**JOB:**
Repeat the whole listing below, word for word.

**SUPPLIED MATERIAL:**
● ● ● ● ●
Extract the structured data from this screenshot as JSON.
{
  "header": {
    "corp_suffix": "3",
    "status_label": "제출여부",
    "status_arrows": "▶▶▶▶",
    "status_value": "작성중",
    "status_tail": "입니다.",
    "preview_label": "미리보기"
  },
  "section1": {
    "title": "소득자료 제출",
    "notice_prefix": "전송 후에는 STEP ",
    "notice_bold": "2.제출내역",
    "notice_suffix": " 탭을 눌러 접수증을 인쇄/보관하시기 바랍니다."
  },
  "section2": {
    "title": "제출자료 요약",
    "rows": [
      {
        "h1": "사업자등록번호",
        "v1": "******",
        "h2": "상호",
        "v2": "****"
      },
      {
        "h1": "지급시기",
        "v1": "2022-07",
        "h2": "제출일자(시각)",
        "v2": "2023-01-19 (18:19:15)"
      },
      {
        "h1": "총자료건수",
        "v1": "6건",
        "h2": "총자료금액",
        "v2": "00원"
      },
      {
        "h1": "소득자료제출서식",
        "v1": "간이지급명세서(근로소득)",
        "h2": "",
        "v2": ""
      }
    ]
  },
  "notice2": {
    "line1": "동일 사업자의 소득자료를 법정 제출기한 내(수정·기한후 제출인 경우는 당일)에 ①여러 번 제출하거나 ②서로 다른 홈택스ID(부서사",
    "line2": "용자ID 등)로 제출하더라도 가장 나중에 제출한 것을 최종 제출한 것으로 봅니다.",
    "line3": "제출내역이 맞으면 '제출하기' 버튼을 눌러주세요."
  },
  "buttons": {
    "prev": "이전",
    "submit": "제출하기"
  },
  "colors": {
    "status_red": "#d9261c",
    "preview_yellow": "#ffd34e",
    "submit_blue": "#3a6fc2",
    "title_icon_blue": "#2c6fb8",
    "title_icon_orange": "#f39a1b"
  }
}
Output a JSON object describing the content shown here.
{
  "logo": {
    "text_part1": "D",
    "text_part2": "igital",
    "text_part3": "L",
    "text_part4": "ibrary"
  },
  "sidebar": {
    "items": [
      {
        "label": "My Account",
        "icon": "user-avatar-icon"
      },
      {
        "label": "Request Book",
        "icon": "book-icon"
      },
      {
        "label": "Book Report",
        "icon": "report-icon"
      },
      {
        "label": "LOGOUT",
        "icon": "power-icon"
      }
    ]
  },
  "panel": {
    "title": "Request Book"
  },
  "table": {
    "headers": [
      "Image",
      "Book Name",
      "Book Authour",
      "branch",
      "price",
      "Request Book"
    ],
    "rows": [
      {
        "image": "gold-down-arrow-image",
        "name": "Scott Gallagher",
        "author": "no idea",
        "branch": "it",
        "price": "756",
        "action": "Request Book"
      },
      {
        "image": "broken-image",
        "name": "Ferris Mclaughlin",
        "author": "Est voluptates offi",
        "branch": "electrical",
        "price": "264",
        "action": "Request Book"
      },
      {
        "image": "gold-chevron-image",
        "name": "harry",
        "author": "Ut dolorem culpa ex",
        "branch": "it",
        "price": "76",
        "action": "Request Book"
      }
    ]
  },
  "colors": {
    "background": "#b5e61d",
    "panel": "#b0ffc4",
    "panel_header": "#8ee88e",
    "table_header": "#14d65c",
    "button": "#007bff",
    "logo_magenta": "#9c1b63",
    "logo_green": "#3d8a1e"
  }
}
● ● ● ● ●
**RESULT OF THE EXERCISE:**
Extract the structured data from this screenshot as JSON.
{
  "header": {
    "corp_suffix": "3",
    "status_label": "제출여부",
    "status_arrows": "▶▶▶▶",
    "status_value": "작성중",
    "status_tail": "입니다.",
    "preview_label": "미리보기"
  },
  "section1": {
    "title": "소득자료 제출",
    "notice_prefix": "전송 후에는 STEP ",
    "notice_bold": "2.제출내역",
    "notice_suffix": " 탭을 눌러 접수증을 인쇄/보관하시기 바랍니다."
  },
  "section2": {
    "title": "제출자료 요약",
    "rows": [
      {
        "h1": "사업자등록번호",
        "v1": "******",
        "h2": "상호",
        "v2": "****"
      },
      {
        "h1": "지급시기",
        "v1": "2022-07",
        "h2": "제출일자(시각)",
        "v2": "2023-01-19 (18:19:15)"
      },
      {
        "h1": "총자료건수",
        "v1": "6건",
        "h2": "총자료금액",
        "v2": "00원"
      },
      {
        "h1": "소득자료제출서식",
        "v1": "간이지급명세서(근로소득)",
        "h2": "",
        "v2": ""
      }
    ]
  },
  "notice2": {
    "line1": "동일 사업자의 소득자료를 법정 제출기한 내(수정·기한후 제출인 경우는 당일)에 ①여러 번 제출하거나 ②서로 다른 홈택스ID(부서사",
    "line2": "용자ID 등)로 제출하더라도 가장 나중에 제출한 것을 최종 제출한 것으로 봅니다.",
    "line3": "제출내역이 맞으면 '제출하기' 버튼을 눌러주세요."
  },
  "buttons": {
    "prev": "이전",
    "submit": "제출하기"
  },
  "colors": {
    "status_red": "#d9261c",
    "preview_yellow": "#ffd34e",
    "submit_blue": "#3a6fc2",
    "title_icon_blue": "#2c6fb8",
    "title_icon_orange": "#f39a1b"
  }
}
Output a JSON object describing the content shown here.
{
  "logo": {
    "text_part1": "D",
    "text_part2": "igital",
    "text_part3": "L",
    "text_part4": "ibrary"
  },
  "sidebar": {
    "items": [
      {
        "label": "My Account",
        "icon": "user-avatar-icon"
      },
      {
        "label": "Request Book",
        "icon": "book-icon"
      },
      {
        "label": "Book Report",
        "icon": "report-icon"
      },
      {
        "label": "LOGOUT",
        "icon": "power-icon"
      }
    ]
  },
  "panel": {
    "title": "Request Book"
  },
  "table": {
    "headers": [
      "Image",
      "Book Name",
      "Book Authour",
      "branch",
      "price",
      "Request Book"
    ],
    "rows": [
      {
        "image": "gold-down-arrow-image",
        "name": "Scott Gallagher",
        "author": "no idea",
        "branch": "it",
        "price": "756",
        "action": "Request Book"
      },
      {
        "image": "broken-image",
        "name": "Ferris Mclaughlin",
        "author": "Est voluptates offi",
        "branch": "electrical",
        "price": "264",
        "action": "Request Book"
      },
      {
        "image": "gold-chevron-image",
        "name": "harry",
        "author": "Ut dolorem culpa ex",
        "branch": "it",
        "price": "76",
        "action": "Request Book"
      }
    ]
  },
  "colors": {
    "background": "#b5e61d",
    "panel": "#b0ffc4",
    "panel_header": "#8ee88e",
    "table_header": "#14d65c",
    "button": "#007bff",
    "logo_magenta": "#9c1b63",
    "logo_green": "#3d8a1e"
  }
}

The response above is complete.